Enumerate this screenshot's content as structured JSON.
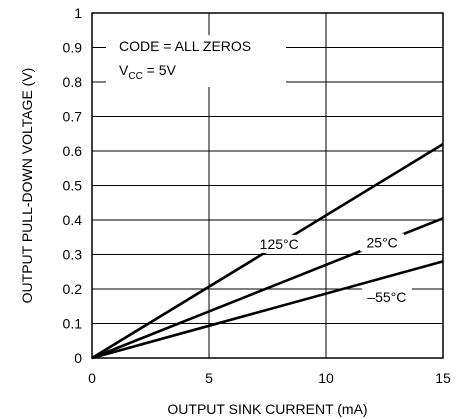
{
  "chart_data": {
    "type": "line",
    "xlabel": "OUTPUT SINK CURRENT (mA)",
    "ylabel": "OUTPUT PULL-DOWN VOLTAGE (V)",
    "xlim": [
      0,
      15
    ],
    "ylim": [
      0,
      1
    ],
    "x_ticks": [
      "0",
      "5",
      "10",
      "15"
    ],
    "y_ticks": [
      "0",
      "0.1",
      "0.2",
      "0.3",
      "0.4",
      "0.5",
      "0.6",
      "0.7",
      "0.8",
      "0.9",
      "1"
    ],
    "grid": true,
    "annotation": {
      "line1": "CODE = ALL ZEROS",
      "line2_main": "V",
      "line2_sub": "CC",
      "line2_rest": " = 5V"
    },
    "series": [
      {
        "name": "125°C",
        "x": [
          0,
          15
        ],
        "y": [
          0,
          0.62
        ]
      },
      {
        "name": "25°C",
        "x": [
          0,
          15
        ],
        "y": [
          0,
          0.405
        ]
      },
      {
        "name": "–55°C",
        "x": [
          0,
          15
        ],
        "y": [
          0,
          0.28
        ]
      }
    ]
  }
}
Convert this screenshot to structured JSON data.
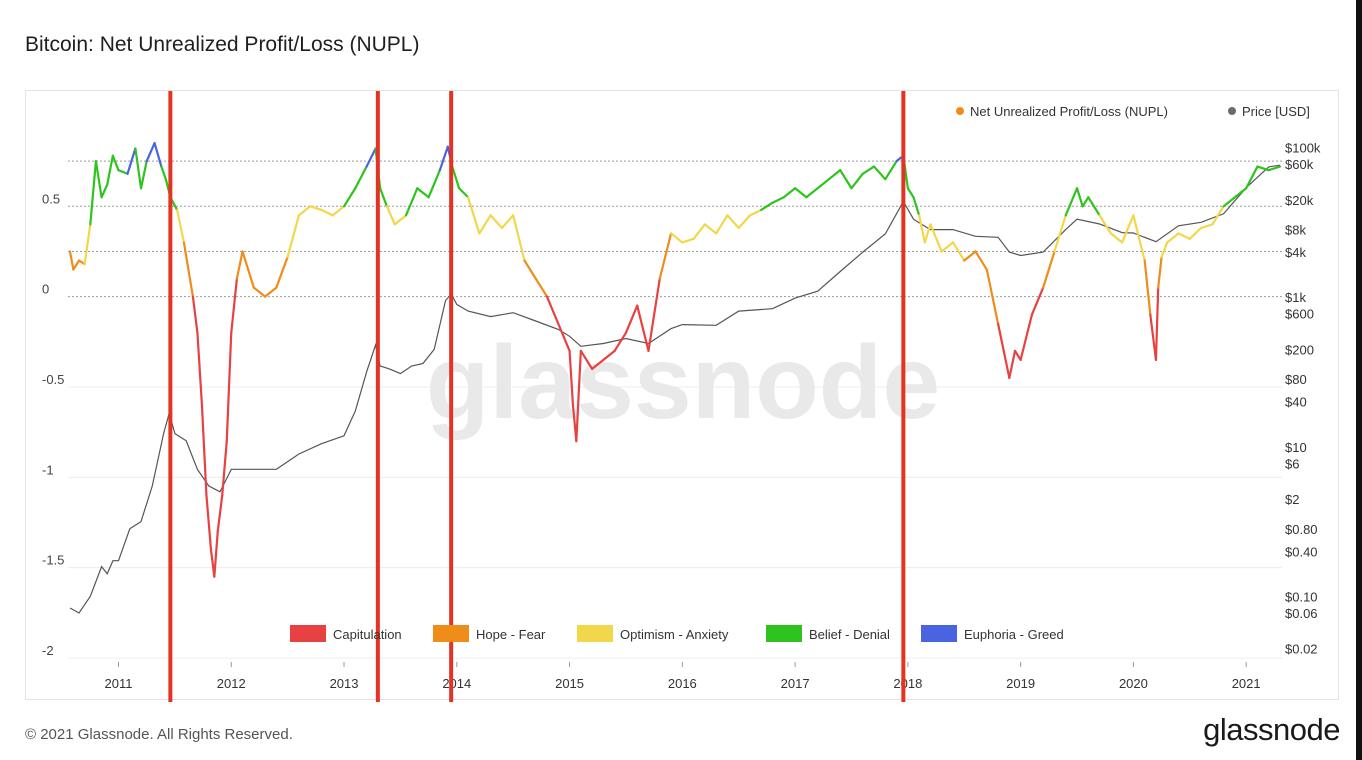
{
  "header": {
    "title": "Bitcoin: Net Unrealized Profit/Loss (NUPL)"
  },
  "footer": {
    "copyright": "© 2021 Glassnode. All Rights Reserved.",
    "brand": "glassnode"
  },
  "watermark": "glassnode",
  "colors": {
    "capitulation": "#e84141",
    "hope_fear": "#f08c1a",
    "optimism_anxiety": "#f2d74a",
    "belief_denial": "#2ec41d",
    "euphoria_greed": "#4a63e0",
    "price": "#555555",
    "nupl_legend_dot": "#f08c1a",
    "price_legend_dot": "#6b6b6b",
    "marker": "#e53323"
  },
  "chart_data": {
    "type": "line",
    "title": "Bitcoin: Net Unrealized Profit/Loss (NUPL)",
    "legend": [
      {
        "label": "Net Unrealized Profit/Loss (NUPL)",
        "color": "#f08c1a"
      },
      {
        "label": "Price [USD]",
        "color": "#6b6b6b"
      }
    ],
    "legend_position": "top-right",
    "zone_legend": [
      {
        "label": "Capitulation",
        "color": "#e84141",
        "min": -10,
        "max": 0
      },
      {
        "label": "Hope - Fear",
        "color": "#f08c1a",
        "min": 0,
        "max": 0.25
      },
      {
        "label": "Optimism - Anxiety",
        "color": "#f2d74a",
        "min": 0.25,
        "max": 0.5
      },
      {
        "label": "Belief - Denial",
        "color": "#2ec41d",
        "min": 0.5,
        "max": 0.75
      },
      {
        "label": "Euphoria - Greed",
        "color": "#4a63e0",
        "min": 0.75,
        "max": 10
      }
    ],
    "x_ticks": [
      "2011",
      "2012",
      "2013",
      "2014",
      "2015",
      "2016",
      "2017",
      "2018",
      "2019",
      "2020",
      "2021"
    ],
    "x_range": [
      2010.57,
      2021.3
    ],
    "y_left_ticks": [
      {
        "value": 0.5,
        "label": "0.5"
      },
      {
        "value": 0,
        "label": "0"
      },
      {
        "value": -0.5,
        "label": "-0.5"
      },
      {
        "value": -1,
        "label": "-1"
      },
      {
        "value": -1.5,
        "label": "-1.5"
      },
      {
        "value": -2,
        "label": "-2"
      }
    ],
    "y_left_range": [
      -2,
      0.95
    ],
    "y_right_ticks": [
      {
        "value": 100000,
        "label": "$100k"
      },
      {
        "value": 60000,
        "label": "$60k"
      },
      {
        "value": 20000,
        "label": "$20k"
      },
      {
        "value": 8000,
        "label": "$8k"
      },
      {
        "value": 4000,
        "label": "$4k"
      },
      {
        "value": 1000,
        "label": "$1k"
      },
      {
        "value": 600,
        "label": "$600"
      },
      {
        "value": 200,
        "label": "$200"
      },
      {
        "value": 80,
        "label": "$80"
      },
      {
        "value": 40,
        "label": "$40"
      },
      {
        "value": 10,
        "label": "$10"
      },
      {
        "value": 6,
        "label": "$6"
      },
      {
        "value": 2,
        "label": "$2"
      },
      {
        "value": 0.8,
        "label": "$0.80"
      },
      {
        "value": 0.4,
        "label": "$0.40"
      },
      {
        "value": 0.1,
        "label": "$0.10"
      },
      {
        "value": 0.06,
        "label": "$0.06"
      },
      {
        "value": 0.02,
        "label": "$0.02"
      }
    ],
    "y_right_scale": "log",
    "y_right_range": [
      0.015,
      200000
    ],
    "grid": true,
    "markers": [
      2011.46,
      2013.3,
      2013.95,
      2017.96
    ],
    "series": [
      {
        "name": "Net Unrealized Profit/Loss (NUPL)",
        "axis": "left",
        "x": [
          2010.57,
          2010.6,
          2010.65,
          2010.7,
          2010.75,
          2010.8,
          2010.85,
          2010.9,
          2010.95,
          2011.0,
          2011.08,
          2011.15,
          2011.2,
          2011.25,
          2011.32,
          2011.38,
          2011.42,
          2011.46,
          2011.52,
          2011.58,
          2011.62,
          2011.66,
          2011.7,
          2011.74,
          2011.78,
          2011.82,
          2011.85,
          2011.88,
          2011.92,
          2011.96,
          2012.0,
          2012.05,
          2012.1,
          2012.15,
          2012.2,
          2012.3,
          2012.4,
          2012.5,
          2012.6,
          2012.7,
          2012.8,
          2012.9,
          2013.0,
          2013.1,
          2013.2,
          2013.28,
          2013.32,
          2013.38,
          2013.45,
          2013.55,
          2013.65,
          2013.75,
          2013.85,
          2013.92,
          2013.96,
          2014.02,
          2014.1,
          2014.2,
          2014.3,
          2014.4,
          2014.5,
          2014.6,
          2014.7,
          2014.8,
          2014.9,
          2015.0,
          2015.03,
          2015.06,
          2015.1,
          2015.2,
          2015.3,
          2015.4,
          2015.5,
          2015.6,
          2015.7,
          2015.8,
          2015.9,
          2016.0,
          2016.1,
          2016.2,
          2016.3,
          2016.4,
          2016.5,
          2016.6,
          2016.7,
          2016.8,
          2016.9,
          2017.0,
          2017.1,
          2017.2,
          2017.3,
          2017.4,
          2017.5,
          2017.6,
          2017.7,
          2017.8,
          2017.9,
          2017.96,
          2018.0,
          2018.05,
          2018.1,
          2018.15,
          2018.2,
          2018.3,
          2018.4,
          2018.5,
          2018.6,
          2018.7,
          2018.8,
          2018.85,
          2018.9,
          2018.95,
          2019.0,
          2019.1,
          2019.2,
          2019.3,
          2019.4,
          2019.5,
          2019.55,
          2019.6,
          2019.7,
          2019.8,
          2019.9,
          2020.0,
          2020.1,
          2020.15,
          2020.2,
          2020.22,
          2020.25,
          2020.3,
          2020.4,
          2020.5,
          2020.6,
          2020.7,
          2020.8,
          2020.9,
          2021.0,
          2021.1,
          2021.2,
          2021.3
        ],
        "y": [
          0.25,
          0.15,
          0.2,
          0.18,
          0.4,
          0.75,
          0.55,
          0.62,
          0.78,
          0.7,
          0.68,
          0.82,
          0.6,
          0.75,
          0.85,
          0.72,
          0.65,
          0.55,
          0.48,
          0.3,
          0.15,
          0.0,
          -0.2,
          -0.6,
          -1.1,
          -1.4,
          -1.55,
          -1.3,
          -1.1,
          -0.8,
          -0.2,
          0.1,
          0.25,
          0.15,
          0.05,
          0.0,
          0.05,
          0.22,
          0.45,
          0.5,
          0.48,
          0.45,
          0.5,
          0.6,
          0.72,
          0.82,
          0.6,
          0.5,
          0.4,
          0.45,
          0.6,
          0.55,
          0.7,
          0.83,
          0.72,
          0.6,
          0.55,
          0.35,
          0.45,
          0.38,
          0.45,
          0.2,
          0.1,
          0.0,
          -0.15,
          -0.3,
          -0.6,
          -0.8,
          -0.3,
          -0.4,
          -0.35,
          -0.3,
          -0.2,
          -0.05,
          -0.3,
          0.1,
          0.35,
          0.3,
          0.32,
          0.4,
          0.35,
          0.45,
          0.38,
          0.45,
          0.48,
          0.52,
          0.55,
          0.6,
          0.55,
          0.6,
          0.65,
          0.7,
          0.6,
          0.68,
          0.72,
          0.65,
          0.75,
          0.78,
          0.6,
          0.55,
          0.45,
          0.3,
          0.4,
          0.25,
          0.3,
          0.2,
          0.25,
          0.15,
          -0.15,
          -0.3,
          -0.45,
          -0.3,
          -0.35,
          -0.1,
          0.05,
          0.25,
          0.45,
          0.6,
          0.5,
          0.55,
          0.45,
          0.35,
          0.3,
          0.45,
          0.2,
          -0.1,
          -0.35,
          0.05,
          0.22,
          0.3,
          0.35,
          0.32,
          0.38,
          0.4,
          0.5,
          0.55,
          0.6,
          0.72,
          0.7,
          0.72
        ]
      },
      {
        "name": "Price [USD]",
        "axis": "right",
        "x": [
          2010.57,
          2010.65,
          2010.75,
          2010.85,
          2010.9,
          2010.95,
          2011.0,
          2011.1,
          2011.2,
          2011.3,
          2011.4,
          2011.45,
          2011.5,
          2011.6,
          2011.7,
          2011.8,
          2011.9,
          2012.0,
          2012.2,
          2012.4,
          2012.6,
          2012.8,
          2013.0,
          2013.1,
          2013.2,
          2013.28,
          2013.32,
          2013.4,
          2013.5,
          2013.6,
          2013.7,
          2013.8,
          2013.9,
          2013.95,
          2014.0,
          2014.1,
          2014.3,
          2014.5,
          2014.7,
          2014.9,
          2015.0,
          2015.1,
          2015.3,
          2015.5,
          2015.7,
          2015.9,
          2016.0,
          2016.3,
          2016.5,
          2016.8,
          2017.0,
          2017.2,
          2017.4,
          2017.6,
          2017.8,
          2017.96,
          2018.05,
          2018.2,
          2018.4,
          2018.6,
          2018.8,
          2018.9,
          2019.0,
          2019.2,
          2019.4,
          2019.5,
          2019.7,
          2019.9,
          2020.0,
          2020.2,
          2020.4,
          2020.6,
          2020.8,
          2021.0,
          2021.1,
          2021.2,
          2021.3
        ],
        "y": [
          0.07,
          0.06,
          0.1,
          0.25,
          0.2,
          0.3,
          0.3,
          0.8,
          1.0,
          3.0,
          15.0,
          28.0,
          15.0,
          12.0,
          5.0,
          3.0,
          2.5,
          5.0,
          5.0,
          5.0,
          8.0,
          11.0,
          14.0,
          30.0,
          100.0,
          230.0,
          120.0,
          110.0,
          95.0,
          120.0,
          130.0,
          200.0,
          900.0,
          1100.0,
          800.0,
          650.0,
          550.0,
          620.0,
          480.0,
          370.0,
          300.0,
          220.0,
          240.0,
          280.0,
          240.0,
          380.0,
          430.0,
          420.0,
          650.0,
          700.0,
          970.0,
          1200.0,
          2200.0,
          4000.0,
          7000.0,
          19000.0,
          11000.0,
          8000.0,
          8000.0,
          6500.0,
          6300.0,
          4000.0,
          3600.0,
          4000.0,
          8000.0,
          11000.0,
          9500.0,
          7300.0,
          7200.0,
          5500.0,
          9000.0,
          10000.0,
          13000.0,
          29000.0,
          40000.0,
          55000.0,
          58000.0
        ]
      }
    ]
  }
}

### Stated exercise:
In the listing above, find each line with the word "this" and copy it.

### Solution to the problem:
Enumerate this screenshot's content as structured JSON.
Convert this screenshot to structured JSON data.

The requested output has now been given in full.